● **Extrait de page**
CA Paris, 4e ch. A, 6 mars 2002, n° 2001-01491
PARIS
Arrêt
PARTIES
Demandeur :
Agence Centrale de Sevran (SARL)
Défendeur :
Agence Centrale de Livry (Sté)
COMPOSITION DE LA JURIDICTION
Président :
Mme Marais
Conseillers :
Mmes Magueur, Rosenthal-Rolland
Avoués :
Mes Pamart, Melun
Avocats :
Mes Rivoire, Loiseau.
La société Agence Centrale de Sevran dite ACS, exerce, depuis sa constitution en 1988, une activité d'agence immobilière sur les communes de Sevran et Livry-Gargan.
En 1999, après avoir fait procéder à une recherche d'antériorités auprès de l'Institut National de la Propriété Industrielle sur le nom " Agence Centrale de Livry ", M. Collard a créé une agence immobilière sous cette dénomination sur la commune de Livry-Gargan.
Estimant que l'Agence Centrale de Livry dite ACL a commis des actes de concurrence déloyale et de parasitisme à son encontre en imitant ses nom commercial et sigle et en reprenant les éléments qu'elle utilise pour sa communication auprès de la clientèle, la société Agence Centrale de Sevran a saisi le Tribunal de commerce de Bobigny qui, par jugement du 29 juin 2000, l'a déboutée de ses demandes, a rejeté la demande reconventionnelle de la société ACL et a condamné la société ACS à payer à la société ACL la somme de 10 000 F sur le fondement de l'article 700 du nouveau Code de procédure civile.

● **Consigne**
Pour chaque affirmation ci-dessous, dites si elle concorde avec l'arrêt, par oui ou par non, et citez à l'identique les mots de l'arrêt qui tranchent.
1. La société Agence Centrale de Sevran exerce son activité depuis 1988.
2. Le Tribunal de commerce de Bobigny a fait droit aux demandes de la société Agence Centrale de Sevran.
3. M. Collard a créé son agence immobilière sur la commune de Sevran.

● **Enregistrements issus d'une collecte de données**
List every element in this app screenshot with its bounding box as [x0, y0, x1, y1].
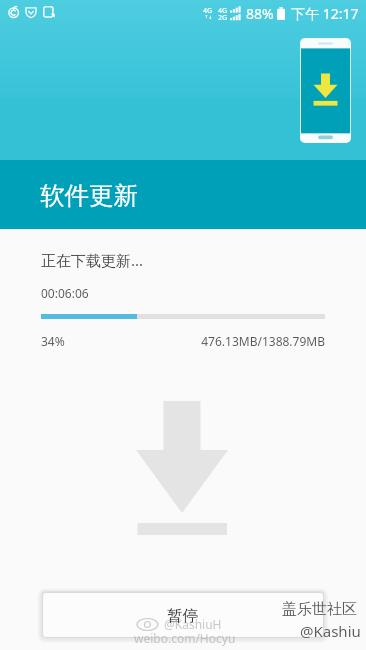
staticText: 2G [218, 13, 228, 23]
staticText: 下午 12:17 [291, 4, 359, 23]
staticText: 暂停 [167, 606, 199, 626]
staticText: 软件更新 [40, 180, 138, 211]
button[interactable]: 暂停 [40, 590, 326, 640]
staticText: @KashiuH [164, 616, 222, 632]
other: Security notification [25, 6, 37, 18]
staticText: weibo.com/Hocyu [134, 630, 236, 646]
staticText: 正在下载更新... [41, 250, 144, 270]
staticText: @Kashiu [300, 621, 361, 641]
staticText: 盖乐世社区 [282, 600, 357, 619]
staticText: 476.13MB/1388.79MB [65, 333, 325, 349]
other: Music notification [8, 6, 20, 18]
staticText: 88% [246, 4, 274, 23]
staticText: 00:06:06 [41, 285, 89, 301]
staticText: 4G [218, 6, 228, 16]
staticText: 34% [41, 333, 65, 349]
other: Screenshot notification [43, 6, 55, 18]
staticText: 4G [203, 6, 213, 16]
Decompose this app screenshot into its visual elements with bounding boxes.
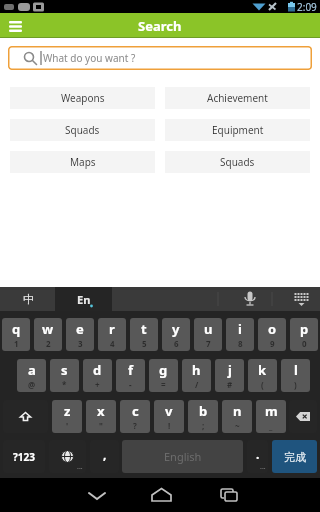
button[interactable]: Squads [165, 151, 310, 173]
button[interactable]: u [194, 318, 222, 351]
button[interactable]: d [83, 359, 112, 392]
button[interactable]: What do you want ? [8, 46, 312, 70]
staticText: z [64, 402, 71, 420]
button[interactable]: Achievement [165, 87, 310, 109]
button[interactable]: v [154, 400, 184, 433]
staticText: e [76, 320, 84, 338]
button[interactable]: , [90, 440, 119, 473]
staticText: ?123 [13, 450, 35, 464]
staticText: Squads [65, 123, 100, 137]
staticText: En [77, 292, 91, 307]
staticText: 1 [14, 338, 19, 349]
staticText: j [228, 361, 232, 379]
staticText: r [109, 320, 115, 338]
staticText: Achievement [207, 91, 268, 105]
staticText: q [12, 320, 21, 338]
staticText: ) [294, 379, 297, 390]
staticText: . [256, 446, 260, 462]
button[interactable] [289, 400, 317, 433]
button[interactable]: s [50, 359, 79, 392]
button[interactable]: Equipment [165, 119, 310, 141]
staticText: 8 [238, 338, 243, 349]
staticText: / [195, 379, 199, 390]
button[interactable]: j [215, 359, 244, 392]
button[interactable]: p [290, 318, 318, 351]
button[interactable]: g [149, 359, 178, 392]
button[interactable]: t [130, 318, 158, 351]
staticText: m [265, 402, 278, 420]
staticText: w [42, 320, 54, 338]
staticText: 5 [142, 338, 147, 349]
button[interactable]: . [247, 440, 268, 473]
staticText: Equipment [212, 123, 264, 137]
button[interactable] [276, 287, 320, 311]
button[interactable]: n [222, 400, 252, 433]
button[interactable]: z [52, 400, 82, 433]
button[interactable]: r [98, 318, 126, 351]
button[interactable]: ?123 [3, 440, 45, 473]
button[interactable]: b [188, 400, 218, 433]
button[interactable]: w [34, 318, 62, 351]
staticText: = [161, 379, 166, 390]
staticText: Squads [220, 155, 255, 169]
staticText: t [141, 320, 147, 338]
button[interactable]: a [17, 359, 46, 392]
staticText: 完成 [284, 450, 306, 464]
button[interactable]: k [248, 359, 277, 392]
staticText: ... [77, 462, 83, 472]
button[interactable] [210, 478, 250, 512]
staticText: * [62, 379, 67, 390]
staticText: ; [202, 420, 205, 431]
staticText: Search [138, 17, 182, 35]
staticText: , [103, 446, 107, 462]
button[interactable] [77, 478, 117, 512]
button[interactable] [3, 15, 27, 37]
button[interactable]: m [256, 400, 286, 433]
staticText: d [93, 361, 102, 379]
button[interactable]: 中 [8, 287, 48, 311]
button[interactable]: f [116, 359, 145, 392]
button[interactable]: Squads [10, 119, 155, 141]
button[interactable]: l [281, 359, 310, 392]
staticText: ( [261, 379, 264, 390]
staticText: u [204, 320, 213, 338]
staticText: # [227, 379, 233, 390]
staticText: Maps [70, 155, 96, 169]
staticText: i [238, 320, 242, 338]
staticText: g [159, 361, 168, 379]
button[interactable]: q [2, 318, 30, 351]
staticText: v [165, 402, 173, 420]
button[interactable]: ... [49, 440, 86, 473]
staticText: + [95, 379, 100, 390]
button[interactable]: o [258, 318, 286, 351]
staticText: - [129, 379, 132, 390]
staticText: y [172, 320, 180, 338]
staticText: 4 [110, 338, 115, 349]
staticText: 3 [78, 338, 83, 349]
staticText: ' [66, 420, 69, 431]
button[interactable] [3, 400, 48, 433]
button[interactable] [230, 287, 272, 311]
button[interactable]: Maps [10, 151, 155, 173]
staticText: x [97, 402, 105, 420]
button[interactable]: e [66, 318, 94, 351]
staticText: 0 [302, 338, 307, 349]
button[interactable]: English [122, 440, 243, 473]
button[interactable]: i [226, 318, 254, 351]
staticText: s [61, 361, 68, 379]
button[interactable]: x [86, 400, 116, 433]
button[interactable]: Weapons [10, 87, 155, 109]
staticText: l [294, 361, 298, 379]
staticText: k [258, 361, 267, 379]
button[interactable] [142, 478, 182, 512]
button[interactable] [55, 287, 112, 311]
button[interactable]: h [182, 359, 211, 392]
staticText: 2:09 [297, 0, 317, 13]
staticText: o [268, 320, 277, 338]
button[interactable]: y [162, 318, 190, 351]
staticText: c [132, 402, 139, 420]
button[interactable]: 完成 [272, 440, 317, 473]
button[interactable]: c [120, 400, 150, 433]
staticText: ... [260, 462, 266, 472]
staticText: _ [269, 420, 273, 431]
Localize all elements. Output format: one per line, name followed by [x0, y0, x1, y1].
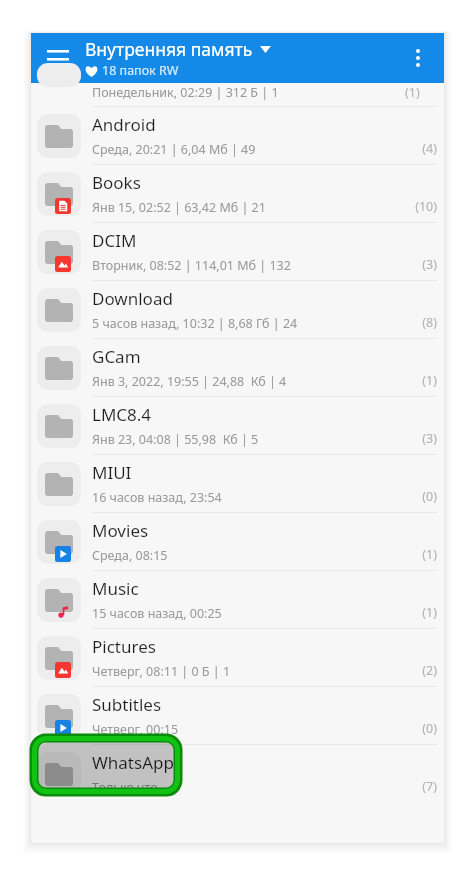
staticText: 15 часов назад, 00:25	[92, 605, 222, 622]
staticText: (8)	[387, 314, 437, 331]
staticText: Subtitles	[92, 693, 162, 716]
button[interactable]: GCam	[31, 339, 444, 397]
staticText: (3)	[387, 430, 437, 447]
button[interactable]: Movies	[31, 513, 444, 571]
staticText: (0)	[387, 720, 437, 737]
staticText: Янв 23, 04:08 | 55,98 Кб | 5	[92, 431, 259, 448]
button[interactable]: WhatsApp	[31, 745, 444, 803]
staticText: LMC8.4	[92, 403, 152, 426]
staticText: Download	[92, 287, 173, 310]
button[interactable]: Subtitles	[31, 687, 444, 745]
staticText: Среда, 20:21 | 6,04 Мб | 49	[92, 141, 256, 158]
staticText: Янв 15, 02:52 | 63,42 Мб | 21	[92, 199, 266, 216]
staticText: Четверг, 00:15	[92, 721, 179, 738]
staticText: (4)	[387, 140, 437, 157]
staticText: (7)	[387, 778, 437, 795]
button[interactable]: DCIM	[31, 223, 444, 281]
staticText: (3)	[387, 256, 437, 273]
staticText: 18 папок RW	[102, 62, 179, 79]
button[interactable]: MIUI	[31, 455, 444, 513]
staticText: GCam	[92, 345, 141, 368]
staticText: Внутренняя память	[85, 37, 253, 61]
staticText: Понедельник, 02:29 | 312 Б | 1	[92, 84, 279, 101]
staticText: MIUI	[92, 461, 132, 484]
button[interactable]: LMC8.4	[31, 397, 444, 455]
button[interactable]: Android	[31, 107, 444, 165]
staticText: WhatsApp	[92, 751, 174, 774]
staticText: (10)	[387, 198, 437, 215]
staticText: Вторник, 08:52 | 114,01 Мб | 132	[92, 257, 291, 274]
staticText: Movies	[92, 519, 149, 542]
staticText: Android	[92, 113, 156, 136]
staticText: Янв 3, 2022, 19:55 | 24,88 Кб | 4	[92, 373, 287, 390]
staticText: Только что	[92, 779, 158, 796]
staticText: Среда, 08:15	[92, 547, 168, 564]
staticText: Pictures	[92, 635, 156, 658]
staticText: Четверг, 08:11 | 0 Б | 1	[92, 663, 231, 680]
button[interactable]: Books	[31, 165, 444, 223]
button[interactable]: Download	[31, 281, 444, 339]
staticText: 5 часов назад, 10:32 | 8,68 Гб | 24	[92, 315, 298, 332]
staticText: DCIM	[92, 229, 137, 252]
button[interactable]: Внутренняя память	[85, 37, 271, 79]
button[interactable]: Music	[31, 571, 444, 629]
button[interactable]: Open navigation menu	[37, 37, 79, 79]
button[interactable]: Понедельник, 02:29 | 312 Б | 1	[31, 83, 444, 107]
button[interactable]: More options	[398, 38, 438, 78]
staticText: (1)	[387, 604, 437, 621]
staticText: Books	[92, 171, 141, 194]
staticText: (1)	[387, 372, 437, 389]
button[interactable]: Pictures	[31, 629, 444, 687]
staticText: 16 часов назад, 23:54	[92, 489, 222, 506]
staticText: (0)	[387, 488, 437, 505]
staticText: (1)	[387, 546, 437, 563]
staticText: (1)	[405, 84, 420, 101]
staticText: Music	[92, 577, 139, 600]
staticText: (2)	[387, 662, 437, 679]
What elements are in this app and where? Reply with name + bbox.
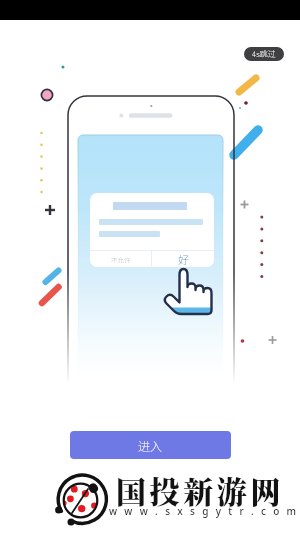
staticText: 进入 xyxy=(138,437,163,454)
staticText: 不允许 xyxy=(111,255,131,264)
staticText: 4s跳过 xyxy=(252,48,276,60)
button[interactable]: 进入 xyxy=(70,431,231,459)
staticText: 国投新游网 xyxy=(116,468,284,511)
button[interactable]: 好 xyxy=(153,251,214,267)
button[interactable]: 不允许 xyxy=(90,251,151,267)
button[interactable]: 4s跳过 xyxy=(244,47,284,61)
staticText: w w w . s x s g y t r . c o m xyxy=(109,504,299,518)
staticText: 好 xyxy=(178,251,189,267)
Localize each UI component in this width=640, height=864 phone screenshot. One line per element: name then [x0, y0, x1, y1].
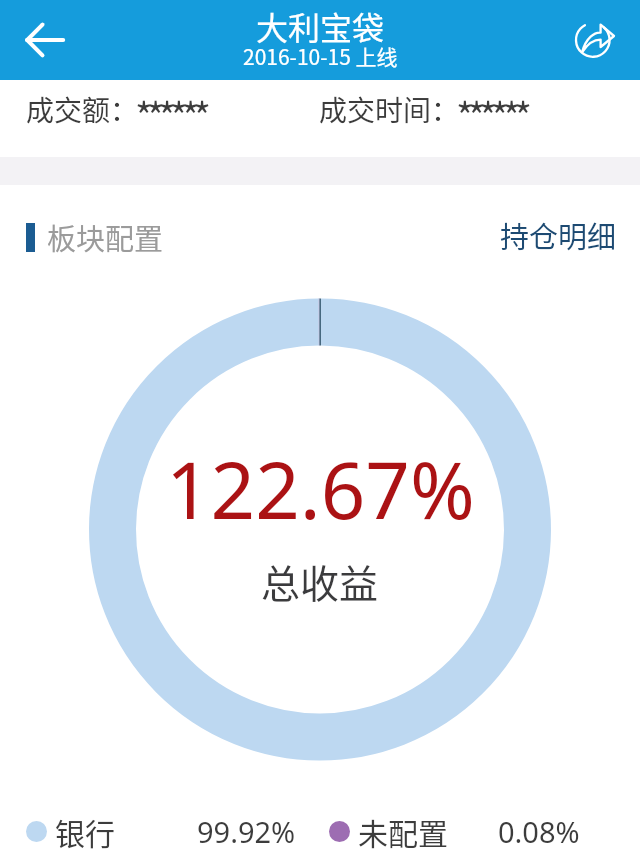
staticText: ****** — [456, 87, 526, 142]
staticText: 总收益 — [261, 553, 379, 609]
staticText: 持仓明细 — [500, 214, 617, 256]
button[interactable]: 未配置 — [303, 807, 586, 856]
button[interactable]: 板块配置 — [0, 210, 172, 264]
staticText: 银行 — [55, 810, 115, 853]
staticText: 未配置 — [358, 810, 448, 853]
staticText: 2016-10-15 上线 — [243, 41, 398, 71]
staticText: 板块配置 — [47, 216, 164, 258]
staticText: 0.08% — [498, 812, 580, 851]
staticText: 成交时间： — [319, 89, 460, 130]
staticText: 122.67% — [166, 436, 475, 542]
button[interactable]: Back — [0, 0, 90, 80]
staticText: 大利宝袋 — [256, 3, 385, 49]
button[interactable]: Share — [554, 0, 640, 80]
staticText: 成交额： — [26, 89, 139, 130]
staticText: 99.92% — [197, 812, 296, 851]
button[interactable]: 持仓明细 — [484, 210, 640, 264]
button[interactable]: 银行 — [0, 807, 302, 856]
staticText: ****** — [135, 87, 205, 142]
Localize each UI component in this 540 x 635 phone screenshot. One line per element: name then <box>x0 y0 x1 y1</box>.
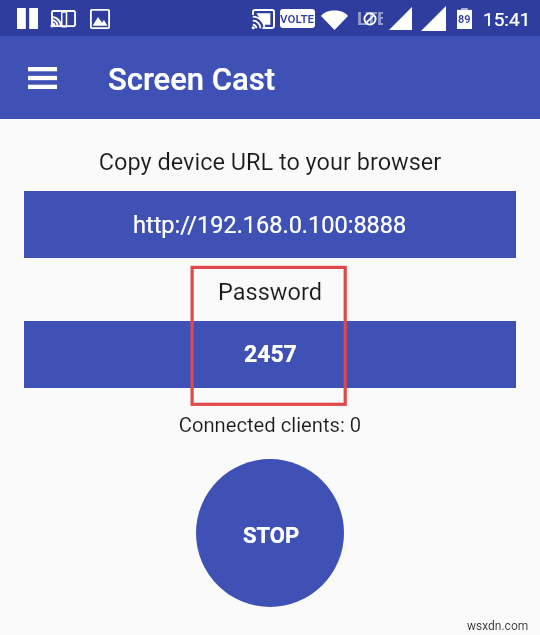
staticText: Password <box>0 278 540 306</box>
staticText: Connected clients: 0 <box>0 413 540 437</box>
staticText: STOP <box>243 523 300 549</box>
button[interactable]: Open navigation menu <box>14 50 70 106</box>
staticText: VOLTE <box>280 12 315 25</box>
button[interactable]: http://192.168.0.100:8888 <box>24 191 516 258</box>
staticText: wsxdn.com <box>467 619 529 633</box>
staticText: 2457 <box>244 341 297 368</box>
staticText: http://192.168.0.100:8888 <box>133 211 407 239</box>
staticText: 89 <box>458 13 471 26</box>
staticText: LTE <box>357 7 383 28</box>
button[interactable]: 2457 <box>24 321 516 388</box>
staticText: 15:41 <box>483 8 531 30</box>
button[interactable]: STOP <box>196 459 344 607</box>
staticText: Screen Cast <box>108 61 276 97</box>
staticText: Copy device URL to your browser <box>0 148 540 176</box>
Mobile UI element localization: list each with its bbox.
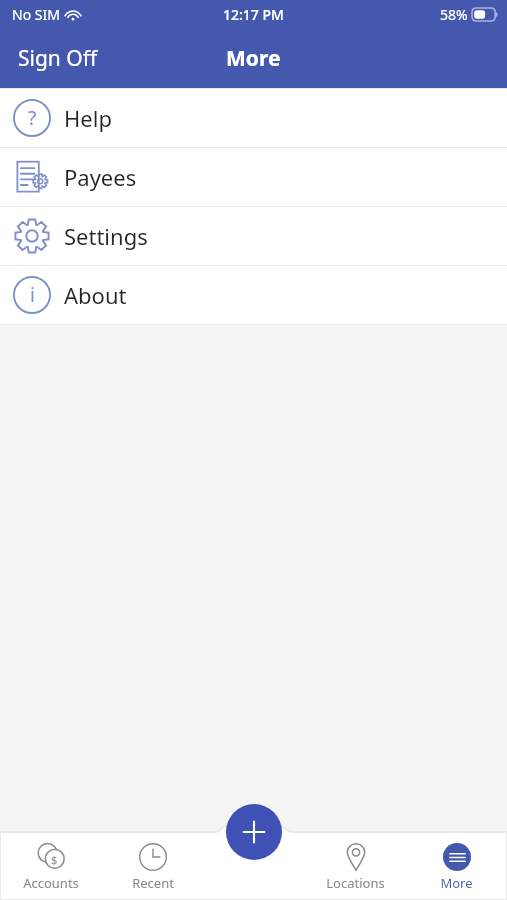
button[interactable]: i (0, 266, 507, 324)
button[interactable]: Payees (0, 148, 507, 206)
button[interactable]: ? (0, 89, 507, 147)
staticText: More (226, 44, 281, 73)
staticText: About (64, 280, 127, 310)
staticText: Recent (132, 874, 174, 892)
staticText: Accounts (23, 874, 79, 892)
staticText: Sign Off (18, 44, 98, 73)
staticText: Payees (64, 162, 137, 192)
staticText: No SIM (12, 5, 60, 24)
button[interactable]: Settings (0, 207, 507, 265)
staticText: $ (51, 852, 58, 867)
staticText: 12:17 PM (223, 5, 284, 24)
button[interactable]: More (406, 832, 507, 900)
button[interactable]: Recent (102, 832, 204, 900)
staticText: Locations (326, 874, 385, 892)
staticText: ? (28, 105, 37, 131)
button[interactable]: Add (226, 804, 282, 860)
button[interactable]: Sign Off (0, 32, 116, 85)
button[interactable]: $ (0, 832, 102, 900)
button[interactable]: Locations (305, 832, 406, 900)
staticText: 58% (440, 5, 468, 24)
staticText: Settings (64, 221, 148, 251)
staticText: i (30, 282, 35, 308)
staticText: More (440, 874, 473, 892)
staticText: Help (64, 103, 112, 133)
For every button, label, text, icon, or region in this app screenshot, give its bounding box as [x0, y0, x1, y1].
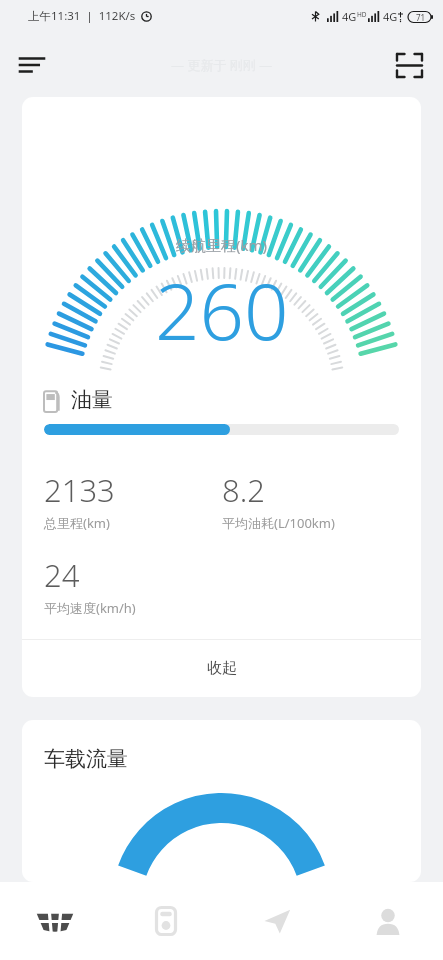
staticText: 8.2: [222, 469, 265, 511]
staticText: — 更新于 刚刚 —: [171, 56, 273, 74]
staticText: 260: [155, 257, 289, 363]
button[interactable]: Navigation: [221, 882, 332, 960]
staticText: 收起: [207, 659, 237, 678]
button[interactable]: 车载流量: [22, 720, 421, 882]
staticText: 4G: [383, 9, 398, 24]
staticText: 24: [44, 554, 80, 596]
staticText: 上午11:31 | 112K/s: [28, 8, 136, 24]
staticText: 续航里程(km): [176, 235, 268, 255]
button[interactable]: 收起: [22, 640, 421, 697]
staticText: 总里程(km): [44, 514, 110, 532]
button[interactable]: Remote: [110, 882, 221, 960]
staticText: 71: [416, 12, 426, 23]
staticText: 平均速度(km/h): [44, 599, 136, 617]
button[interactable]: Profile: [332, 882, 443, 960]
button[interactable]: Scan: [385, 41, 433, 89]
staticText: HD: [357, 10, 367, 19]
staticText: 4G: [342, 9, 357, 24]
staticText: 2133: [44, 469, 115, 511]
button[interactable]: Car: [0, 882, 110, 960]
button[interactable]: Menu: [8, 41, 56, 89]
staticText: 平均油耗(L/100km): [222, 514, 335, 532]
staticText: 车载流量: [44, 746, 128, 772]
staticText: 油量: [71, 387, 113, 413]
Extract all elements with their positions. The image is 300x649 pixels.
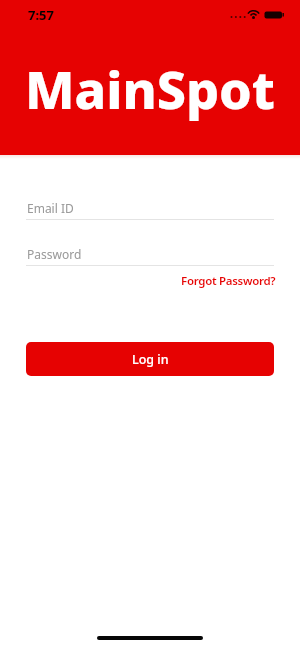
staticText: Log in [132,351,169,368]
button[interactable]: Log in [26,342,274,376]
staticText: Forgot Password? [181,273,276,289]
staticText: Password [27,246,82,262]
button[interactable]: Forgot Password? [181,273,276,289]
staticText: 7:57 [28,6,54,24]
staticText: MainSpot [0,53,300,124]
staticText: Email ID [27,200,74,216]
button[interactable]: Email ID [26,196,274,220]
button[interactable]: Password [26,242,274,266]
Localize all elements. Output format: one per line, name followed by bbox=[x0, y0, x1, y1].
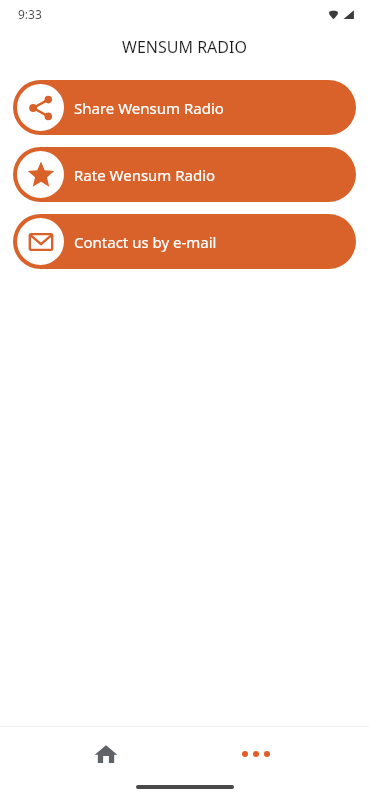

● **Réponse**
1. Oui : « depuis sa constitution en 1988 ».
2. Non : « l'a déboutée de ses demandes ».
3. Non : « sur la commune de Livry-Gargan ».